OBJECTIVE: Find the string "label" in the listing and report every line that has it.

MATERIAL SHOWN:
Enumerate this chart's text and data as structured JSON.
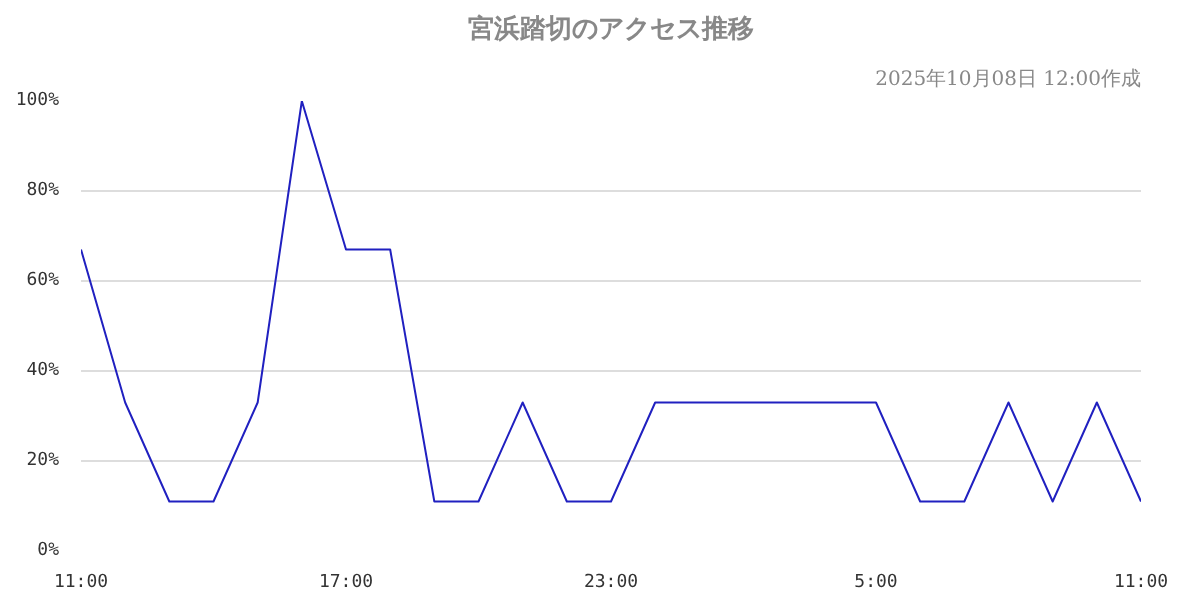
{
  "chart_data": {
    "type": "line",
    "title": "宮浜踏切のアクセス推移",
    "subtitle": "2025年10月08日 12:00作成",
    "x": [
      "2025-10-07T11:00",
      "2025-10-07T12:00",
      "2025-10-07T13:00",
      "2025-10-07T14:00",
      "2025-10-07T15:00",
      "2025-10-07T16:00",
      "2025-10-07T17:00",
      "2025-10-07T18:00",
      "2025-10-07T19:00",
      "2025-10-07T20:00",
      "2025-10-07T21:00",
      "2025-10-07T22:00",
      "2025-10-07T23:00",
      "2025-10-08T00:00",
      "2025-10-08T01:00",
      "2025-10-08T02:00",
      "2025-10-08T03:00",
      "2025-10-08T04:00",
      "2025-10-08T05:00",
      "2025-10-08T06:00",
      "2025-10-08T07:00",
      "2025-10-08T08:00",
      "2025-10-08T09:00",
      "2025-10-08T10:00",
      "2025-10-08T11:00"
    ],
    "series": [
      {
        "color": "#2020c0",
        "values": [
          67,
          33,
          11,
          11,
          33,
          100,
          67,
          67,
          11,
          11,
          33,
          11,
          11,
          33,
          33,
          33,
          33,
          33,
          33,
          11,
          11,
          33,
          11,
          33,
          11
        ]
      }
    ],
    "xlim": [
      "2025-10-07T11:00",
      "2025-10-08T11:00"
    ],
    "xticks": [
      {
        "value": "2025-10-07T11:00",
        "label": "11:00"
      },
      {
        "value": "2025-10-07T17:00",
        "label": "17:00"
      },
      {
        "value": "2025-10-07T23:00",
        "label": "23:00"
      },
      {
        "value": "2025-10-08T05:00",
        "label": "5:00"
      },
      {
        "value": "2025-10-08T11:00",
        "label": "11:00"
      }
    ],
    "ylim": [
      0,
      100
    ],
    "yticks": [
      {
        "value": 0,
        "label": "0%"
      },
      {
        "value": 20,
        "label": "20%"
      },
      {
        "value": 40,
        "label": "40%"
      },
      {
        "value": 60,
        "label": "60%"
      },
      {
        "value": 80,
        "label": "80%"
      },
      {
        "value": 100,
        "label": "100%"
      }
    ],
    "grid": "y",
    "marker": "none",
    "line_style": "solid"
  }
}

THE RESULT:
        "label": "11:00"
        "label": "17:00"
        "label": "23:00"
        "label": "5:00"
        "label": "11:00"
        "label": "0%"
        "label": "20%"
        "label": "40%"
        "label": "60%"
        "label": "80%"
        "label": "100%"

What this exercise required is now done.